# Problem requirements:
Will you give every entry again exactly as it stands?

[start of Information supplied]

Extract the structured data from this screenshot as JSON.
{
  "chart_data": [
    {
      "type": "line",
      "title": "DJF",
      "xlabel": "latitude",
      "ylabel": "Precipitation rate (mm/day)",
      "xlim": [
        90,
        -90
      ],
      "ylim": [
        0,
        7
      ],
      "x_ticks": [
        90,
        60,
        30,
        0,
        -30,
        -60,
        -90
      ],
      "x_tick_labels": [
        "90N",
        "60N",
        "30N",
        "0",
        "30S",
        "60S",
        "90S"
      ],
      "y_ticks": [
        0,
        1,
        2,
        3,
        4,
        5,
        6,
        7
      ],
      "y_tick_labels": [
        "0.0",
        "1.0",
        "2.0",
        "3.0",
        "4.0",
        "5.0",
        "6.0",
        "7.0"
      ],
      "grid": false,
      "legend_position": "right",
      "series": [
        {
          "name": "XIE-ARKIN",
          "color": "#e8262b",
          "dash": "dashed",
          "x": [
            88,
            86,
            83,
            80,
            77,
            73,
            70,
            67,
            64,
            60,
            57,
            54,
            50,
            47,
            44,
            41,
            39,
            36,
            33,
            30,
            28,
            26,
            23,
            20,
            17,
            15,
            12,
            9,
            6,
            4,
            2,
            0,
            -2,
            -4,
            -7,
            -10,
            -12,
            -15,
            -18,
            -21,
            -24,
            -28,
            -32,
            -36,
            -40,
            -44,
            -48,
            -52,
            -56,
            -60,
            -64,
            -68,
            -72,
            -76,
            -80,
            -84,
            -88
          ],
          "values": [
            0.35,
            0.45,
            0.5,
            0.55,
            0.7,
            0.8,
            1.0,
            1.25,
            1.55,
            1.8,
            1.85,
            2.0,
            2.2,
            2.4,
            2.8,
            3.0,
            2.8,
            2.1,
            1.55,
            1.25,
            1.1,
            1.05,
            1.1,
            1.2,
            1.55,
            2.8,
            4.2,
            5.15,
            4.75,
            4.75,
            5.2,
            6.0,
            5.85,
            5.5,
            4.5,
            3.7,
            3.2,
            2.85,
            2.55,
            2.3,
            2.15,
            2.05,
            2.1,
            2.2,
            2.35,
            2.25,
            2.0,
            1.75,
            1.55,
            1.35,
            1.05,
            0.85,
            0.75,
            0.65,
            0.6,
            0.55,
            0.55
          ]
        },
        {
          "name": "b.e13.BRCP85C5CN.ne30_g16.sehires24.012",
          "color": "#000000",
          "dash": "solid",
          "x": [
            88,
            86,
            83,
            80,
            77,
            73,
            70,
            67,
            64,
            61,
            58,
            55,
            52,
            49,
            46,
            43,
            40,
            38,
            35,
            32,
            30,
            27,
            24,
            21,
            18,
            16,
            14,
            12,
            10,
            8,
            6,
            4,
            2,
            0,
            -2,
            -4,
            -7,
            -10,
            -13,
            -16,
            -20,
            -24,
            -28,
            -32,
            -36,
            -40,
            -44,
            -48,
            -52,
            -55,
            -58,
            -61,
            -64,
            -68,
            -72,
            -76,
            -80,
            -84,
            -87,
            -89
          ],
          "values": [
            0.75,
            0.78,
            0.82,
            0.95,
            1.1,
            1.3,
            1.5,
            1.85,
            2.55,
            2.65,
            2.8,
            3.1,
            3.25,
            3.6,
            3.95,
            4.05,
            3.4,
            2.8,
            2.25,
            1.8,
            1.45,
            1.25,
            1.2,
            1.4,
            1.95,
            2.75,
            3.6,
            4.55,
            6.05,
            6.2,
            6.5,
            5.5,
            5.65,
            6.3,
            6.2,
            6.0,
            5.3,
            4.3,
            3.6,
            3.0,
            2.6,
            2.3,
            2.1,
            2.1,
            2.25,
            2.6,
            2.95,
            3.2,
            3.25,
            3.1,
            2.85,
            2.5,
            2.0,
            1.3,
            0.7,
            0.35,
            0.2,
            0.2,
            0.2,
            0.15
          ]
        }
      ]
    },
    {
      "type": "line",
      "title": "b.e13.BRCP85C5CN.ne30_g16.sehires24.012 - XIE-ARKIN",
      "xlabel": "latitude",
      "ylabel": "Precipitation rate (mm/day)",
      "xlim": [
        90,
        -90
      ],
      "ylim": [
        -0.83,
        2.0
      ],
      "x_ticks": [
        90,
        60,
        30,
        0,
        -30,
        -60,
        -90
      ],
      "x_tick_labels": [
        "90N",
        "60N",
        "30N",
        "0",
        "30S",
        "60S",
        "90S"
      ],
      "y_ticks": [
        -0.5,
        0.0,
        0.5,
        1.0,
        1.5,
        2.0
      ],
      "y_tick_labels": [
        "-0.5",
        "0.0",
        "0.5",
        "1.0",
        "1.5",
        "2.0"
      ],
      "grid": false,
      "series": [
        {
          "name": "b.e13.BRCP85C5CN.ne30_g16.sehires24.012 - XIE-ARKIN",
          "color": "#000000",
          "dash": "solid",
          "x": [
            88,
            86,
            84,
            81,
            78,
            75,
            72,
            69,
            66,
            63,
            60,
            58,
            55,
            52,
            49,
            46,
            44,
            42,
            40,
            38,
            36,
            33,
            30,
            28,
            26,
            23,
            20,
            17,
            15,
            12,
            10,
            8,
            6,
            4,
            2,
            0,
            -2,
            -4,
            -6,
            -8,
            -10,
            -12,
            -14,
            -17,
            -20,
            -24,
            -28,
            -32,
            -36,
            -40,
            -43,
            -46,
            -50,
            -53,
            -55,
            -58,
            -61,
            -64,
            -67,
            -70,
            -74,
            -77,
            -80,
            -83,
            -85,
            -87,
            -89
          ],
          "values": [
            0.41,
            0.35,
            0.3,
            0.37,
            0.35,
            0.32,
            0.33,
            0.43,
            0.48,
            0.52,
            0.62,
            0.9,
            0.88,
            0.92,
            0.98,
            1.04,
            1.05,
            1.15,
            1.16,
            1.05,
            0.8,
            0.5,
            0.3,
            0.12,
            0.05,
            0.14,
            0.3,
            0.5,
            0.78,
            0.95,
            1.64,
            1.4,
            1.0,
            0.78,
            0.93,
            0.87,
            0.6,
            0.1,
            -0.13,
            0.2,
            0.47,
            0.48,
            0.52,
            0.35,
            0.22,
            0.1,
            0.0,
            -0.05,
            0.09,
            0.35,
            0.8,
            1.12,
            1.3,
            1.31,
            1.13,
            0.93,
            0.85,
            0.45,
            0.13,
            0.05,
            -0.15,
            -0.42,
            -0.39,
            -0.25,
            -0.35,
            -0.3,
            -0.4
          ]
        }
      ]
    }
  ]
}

[end of Information supplied]

# Completed task:
Extract the structured data from this screenshot as JSON.
{
  "chart_data": [
    {
      "type": "line",
      "title": "DJF",
      "xlabel": "latitude",
      "ylabel": "Precipitation rate (mm/day)",
      "xlim": [
        90,
        -90
      ],
      "ylim": [
        0,
        7
      ],
      "x_ticks": [
        90,
        60,
        30,
        0,
        -30,
        -60,
        -90
      ],
      "x_tick_labels": [
        "90N",
        "60N",
        "30N",
        "0",
        "30S",
        "60S",
        "90S"
      ],
      "y_ticks": [
        0,
        1,
        2,
        3,
        4,
        5,
        6,
        7
      ],
      "y_tick_labels": [
        "0.0",
        "1.0",
        "2.0",
        "3.0",
        "4.0",
        "5.0",
        "6.0",
        "7.0"
      ],
      "grid": false,
      "legend_position": "right",
      "series": [
        {
          "name": "XIE-ARKIN",
          "color": "#e8262b",
          "dash": "dashed",
          "x": [
            88,
            86,
            83,
            80,
            77,
            73,
            70,
            67,
            64,
            60,
            57,
            54,
            50,
            47,
            44,
            41,
            39,
            36,
            33,
            30,
            28,
            26,
            23,
            20,
            17,
            15,
            12,
            9,
            6,
            4,
            2,
            0,
            -2,
            -4,
            -7,
            -10,
            -12,
            -15,
            -18,
            -21,
            -24,
            -28,
            -32,
            -36,
            -40,
            -44,
            -48,
            -52,
            -56,
            -60,
            -64,
            -68,
            -72,
            -76,
            -80,
            -84,
            -88
          ],
          "values": [
            0.35,
            0.45,
            0.5,
            0.55,
            0.7,
            0.8,
            1.0,
            1.25,
            1.55,
            1.8,
            1.85,
            2.0,
            2.2,
            2.4,
            2.8,
            3.0,
            2.8,
            2.1,
            1.55,
            1.25,
            1.1,
            1.05,
            1.1,
            1.2,
            1.55,
            2.8,
            4.2,
            5.15,
            4.75,
            4.75,
            5.2,
            6.0,
            5.85,
            5.5,
            4.5,
            3.7,
            3.2,
            2.85,
            2.55,
            2.3,
            2.15,
            2.05,
            2.1,
            2.2,
            2.35,
            2.25,
            2.0,
            1.75,
            1.55,
            1.35,
            1.05,
            0.85,
            0.75,
            0.65,
            0.6,
            0.55,
            0.55
          ]
        },
        {
          "name": "b.e13.BRCP85C5CN.ne30_g16.sehires24.012",
          "color": "#000000",
          "dash": "solid",
          "x": [
            88,
            86,
            83,
            80,
            77,
            73,
            70,
            67,
            64,
            61,
            58,
            55,
            52,
            49,
            46,
            43,
            40,
            38,
            35,
            32,
            30,
            27,
            24,
            21,
            18,
            16,
            14,
            12,
            10,
            8,
            6,
            4,
            2,
            0,
            -2,
            -4,
            -7,
            -10,
            -13,
            -16,
            -20,
            -24,
            -28,
            -32,
            -36,
            -40,
            -44,
            -48,
            -52,
            -55,
            -58,
            -61,
            -64,
            -68,
            -72,
            -76,
            -80,
            -84,
            -87,
            -89
          ],
          "values": [
            0.75,
            0.78,
            0.82,
            0.95,
            1.1,
            1.3,
            1.5,
            1.85,
            2.55,
            2.65,
            2.8,
            3.1,
            3.25,
            3.6,
            3.95,
            4.05,
            3.4,
            2.8,
            2.25,
            1.8,
            1.45,
            1.25,
            1.2,
            1.4,
            1.95,
            2.75,
            3.6,
            4.55,
            6.05,
            6.2,
            6.5,
            5.5,
            5.65,
            6.3,
            6.2,
            6.0,
            5.3,
            4.3,
            3.6,
            3.0,
            2.6,
            2.3,
            2.1,
            2.1,
            2.25,
            2.6,
            2.95,
            3.2,
            3.25,
            3.1,
            2.85,
            2.5,
            2.0,
            1.3,
            0.7,
            0.35,
            0.2,
            0.2,
            0.2,
            0.15
          ]
        }
      ]
    },
    {
      "type": "line",
      "title": "b.e13.BRCP85C5CN.ne30_g16.sehires24.012 - XIE-ARKIN",
      "xlabel": "latitude",
      "ylabel": "Precipitation rate (mm/day)",
      "xlim": [
        90,
        -90
      ],
      "ylim": [
        -0.83,
        2.0
      ],
      "x_ticks": [
        90,
        60,
        30,
        0,
        -30,
        -60,
        -90
      ],
      "x_tick_labels": [
        "90N",
        "60N",
        "30N",
        "0",
        "30S",
        "60S",
        "90S"
      ],
      "y_ticks": [
        -0.5,
        0.0,
        0.5,
        1.0,
        1.5,
        2.0
      ],
      "y_tick_labels": [
        "-0.5",
        "0.0",
        "0.5",
        "1.0",
        "1.5",
        "2.0"
      ],
      "grid": false,
      "series": [
        {
          "name": "b.e13.BRCP85C5CN.ne30_g16.sehires24.012 - XIE-ARKIN",
          "color": "#000000",
          "dash": "solid",
          "x": [
            88,
            86,
            84,
            81,
            78,
            75,
            72,
            69,
            66,
            63,
            60,
            58,
            55,
            52,
            49,
            46,
            44,
            42,
            40,
            38,
            36,
            33,
            30,
            28,
            26,
            23,
            20,
            17,
            15,
            12,
            10,
            8,
            6,
            4,
            2,
            0,
            -2,
            -4,
            -6,
            -8,
            -10,
            -12,
            -14,
            -17,
            -20,
            -24,
            -28,
            -32,
            -36,
            -40,
            -43,
            -46,
            -50,
            -53,
            -55,
            -58,
            -61,
            -64,
            -67,
            -70,
            -74,
            -77,
            -80,
            -83,
            -85,
            -87,
            -89
          ],
          "values": [
            0.41,
            0.35,
            0.3,
            0.37,
            0.35,
            0.32,
            0.33,
            0.43,
            0.48,
            0.52,
            0.62,
            0.9,
            0.88,
            0.92,
            0.98,
            1.04,
            1.05,
            1.15,
            1.16,
            1.05,
            0.8,
            0.5,
            0.3,
            0.12,
            0.05,
            0.14,
            0.3,
            0.5,
            0.78,
            0.95,
            1.64,
            1.4,
            1.0,
            0.78,
            0.93,
            0.87,
            0.6,
            0.1,
            -0.13,
            0.2,
            0.47,
            0.48,
            0.52,
            0.35,
            0.22,
            0.1,
            0.0,
            -0.05,
            0.09,
            0.35,
            0.8,
            1.12,
            1.3,
            1.31,
            1.13,
            0.93,
            0.85,
            0.45,
            0.13,
            0.05,
            -0.15,
            -0.42,
            -0.39,
            -0.25,
            -0.35,
            -0.3,
            -0.4
          ]
        }
      ]
    }
  ]
}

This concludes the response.